**Written exercise**
Within the records below, find each line that holds the string "sublabel", then copy it.

**Material provided**
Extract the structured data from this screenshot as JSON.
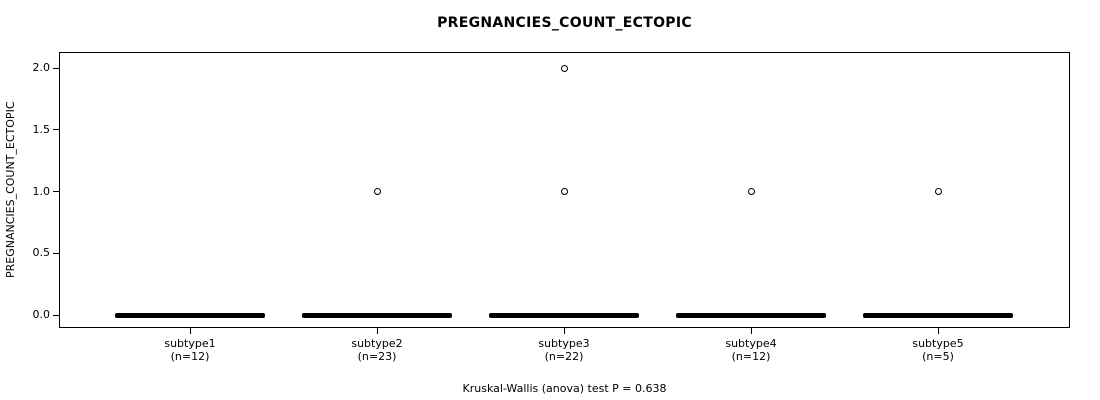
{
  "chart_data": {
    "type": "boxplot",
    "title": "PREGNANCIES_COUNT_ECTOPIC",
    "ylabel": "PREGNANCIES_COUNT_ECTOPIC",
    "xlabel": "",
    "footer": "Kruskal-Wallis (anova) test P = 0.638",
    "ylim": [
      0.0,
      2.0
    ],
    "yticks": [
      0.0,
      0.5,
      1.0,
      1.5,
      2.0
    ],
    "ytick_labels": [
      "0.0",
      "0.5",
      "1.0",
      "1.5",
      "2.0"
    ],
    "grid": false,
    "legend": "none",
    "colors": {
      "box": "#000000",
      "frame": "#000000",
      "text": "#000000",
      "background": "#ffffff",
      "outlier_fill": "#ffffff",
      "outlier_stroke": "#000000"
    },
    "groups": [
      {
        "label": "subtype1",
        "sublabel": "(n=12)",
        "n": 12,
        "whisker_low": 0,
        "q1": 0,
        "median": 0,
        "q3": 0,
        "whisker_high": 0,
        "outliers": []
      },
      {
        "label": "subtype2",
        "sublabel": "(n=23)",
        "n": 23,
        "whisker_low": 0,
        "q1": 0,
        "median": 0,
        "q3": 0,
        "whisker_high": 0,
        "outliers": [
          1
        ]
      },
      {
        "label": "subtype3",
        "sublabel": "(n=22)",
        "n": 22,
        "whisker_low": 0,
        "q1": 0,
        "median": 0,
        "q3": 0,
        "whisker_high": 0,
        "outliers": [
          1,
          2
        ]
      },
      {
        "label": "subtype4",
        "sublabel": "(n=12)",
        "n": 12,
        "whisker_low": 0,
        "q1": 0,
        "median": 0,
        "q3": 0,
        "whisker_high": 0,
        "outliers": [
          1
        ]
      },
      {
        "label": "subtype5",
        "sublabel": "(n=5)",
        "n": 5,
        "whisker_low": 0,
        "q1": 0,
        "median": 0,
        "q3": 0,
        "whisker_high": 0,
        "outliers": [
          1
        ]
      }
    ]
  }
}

**Result**
        "sublabel": "(n=12)",
        "sublabel": "(n=23)",
        "sublabel": "(n=22)",
        "sublabel": "(n=12)",
        "sublabel": "(n=5)",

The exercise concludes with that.